-- About this task --
Find every line containing "handlingsplaner" in the records below and report the tally as a bare number.

════

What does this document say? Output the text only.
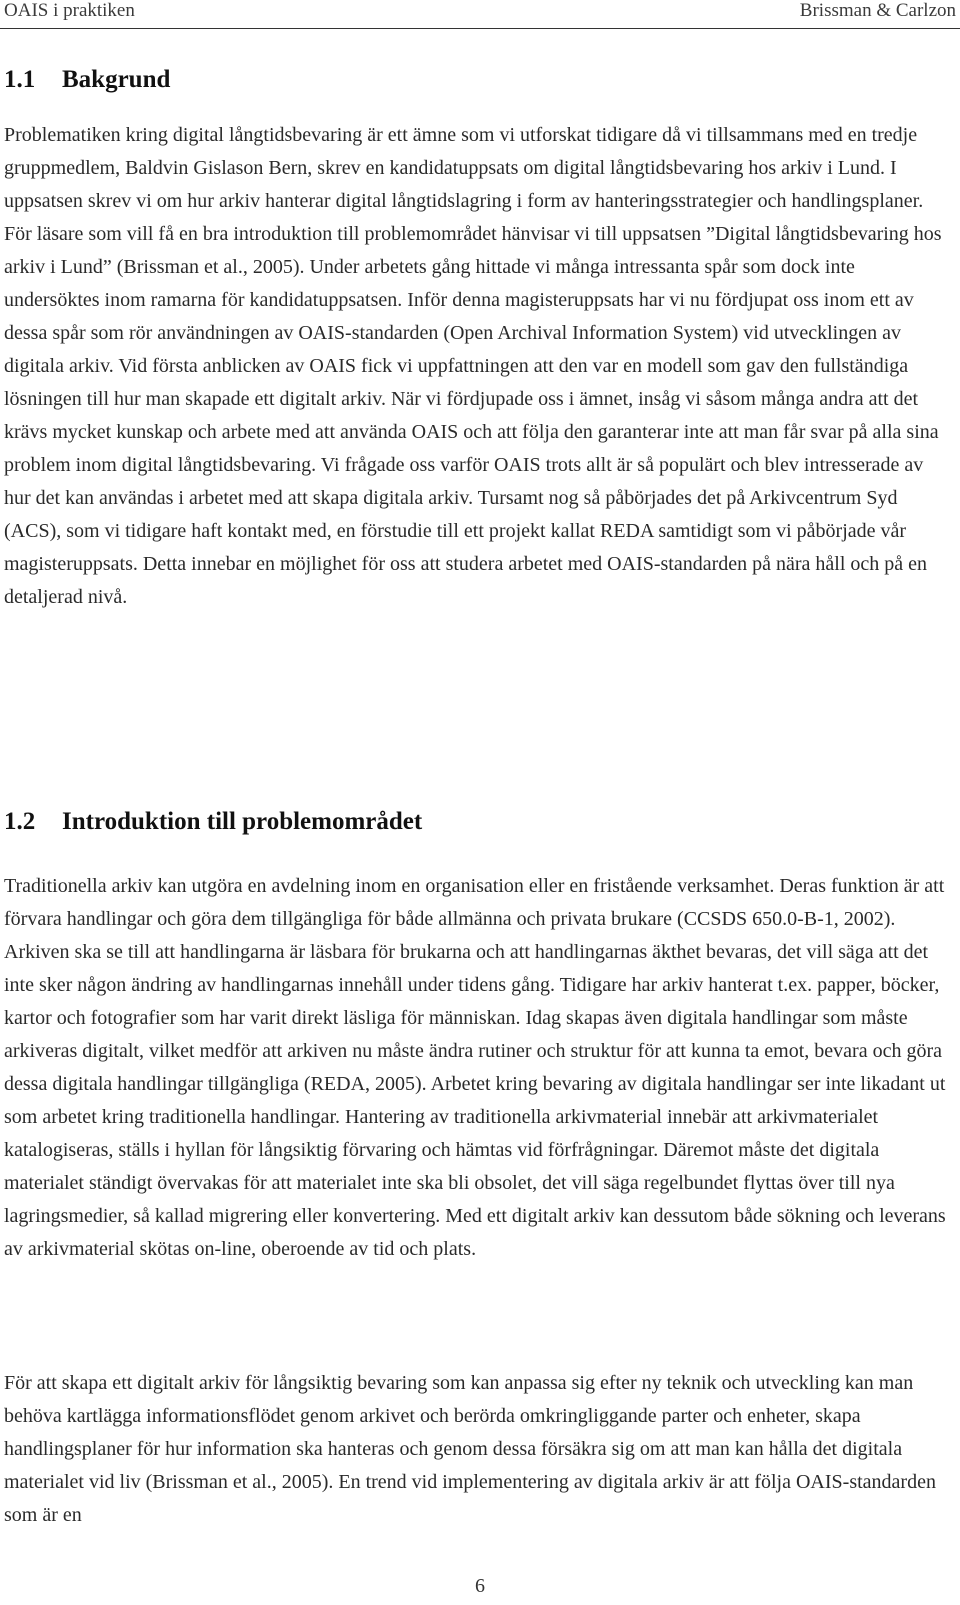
OAIS i praktiken	Brissman & Carlzon
1.1 Bakgrund

Problematiken kring digital långtidsbevaring är ett ämne som vi utforskat tidigare då vi tillsammans med en tredje gruppmedlem, Baldvin Gislason Bern, skrev en kandidatuppsats om digital långtidsbevaring hos arkiv i Lund. I uppsatsen skrev vi om hur arkiv hanterar digital långtidslagring i form av hanteringsstrategier och handlingsplaner. För läsare som vill få en bra introduktion till problemområdet hänvisar vi till uppsatsen ”Digital långtidsbevaring hos arkiv i Lund” (Brissman et al., 2005). Under arbetets gång hittade vi många intressanta spår som dock inte undersöktes inom ramarna för kandidatuppsatsen. Inför denna magisteruppsats har vi nu fördjupat oss inom ett av dessa spår som rör användningen av OAIS-standarden (Open Archival Information System) vid utvecklingen av digitala arkiv. Vid första anblicken av OAIS fick vi uppfattningen att den var en modell som gav den fullständiga lösningen till hur man skapade ett digitalt arkiv. När vi fördjupade oss i ämnet, insåg vi såsom många andra att det krävs mycket kunskap och arbete med att använda OAIS och att följa den garanterar inte att man får svar på alla sina problem inom digital långtidsbevaring. Vi frågade oss varför OAIS trots allt är så populärt och blev intresserade av hur det kan användas i arbetet med att skapa digitala arkiv. Tursamt nog så påbörjades det på Arkivcentrum Syd (ACS), som vi tidigare haft kontakt med, en förstudie till ett projekt kallat REDA samtidigt som vi påbörjade vår magisteruppsats. Detta innebar en möjlighet för oss att studera arbetet med OAIS-standarden på nära håll och på en detaljerad nivå.

1.2 Introduktion till problemområdet

Traditionella arkiv kan utgöra en avdelning inom en organisation eller en fristående verksamhet. Deras funktion är att förvara handlingar och göra dem tillgängliga för både allmänna och privata brukare (CCSDS 650.0-B-1, 2002). Arkiven ska se till att handlingarna är läsbara för brukarna och att handlingarnas äkthet bevaras, det vill säga att det inte sker någon ändring av handlingarnas innehåll under tidens gång. Tidigare har arkiv hanterat t.ex. papper, böcker, kartor och fotografier som har varit direkt läsliga för människan. Idag skapas även digitala handlingar som måste arkiveras digitalt, vilket medför att arkiven nu måste ändra rutiner och struktur för att kunna ta emot, bevara och göra dessa digitala handlingar tillgängliga (REDA, 2005). Arbetet kring bevaring av digitala handlingar ser inte likadant ut som arbetet kring traditionella handlingar. Hantering av traditionella arkivmaterial innebär att arkivmaterialet katalogiseras, ställs i hyllan för långsiktig förvaring och hämtas vid förfrågningar. Däremot måste det digitala materialet ständigt övervakas för att materialet inte ska bli obsolet, det vill säga regelbundet flyttas över till nya lagringsmedier, så kallad migrering eller konvertering. Med ett digitalt arkiv kan dessutom både sökning och leverans av arkivmaterial skötas on-line, oberoende av tid och plats.

För att skapa ett digitalt arkiv för långsiktig bevaring som kan anpassa sig efter ny teknik och utveckling kan man behöva kartlägga informationsflödet genom arkivet och berörda omkringliggande parter och enheter, skapa handlingsplaner för hur information ska hanteras och genom dessa försäkra sig om att man kan hålla det digitala materialet vid liv (Brissman et al., 2005). En trend vid implementering av digitala arkiv är att följa OAIS-standarden som är en

6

════

-- Solution to this exercise --
2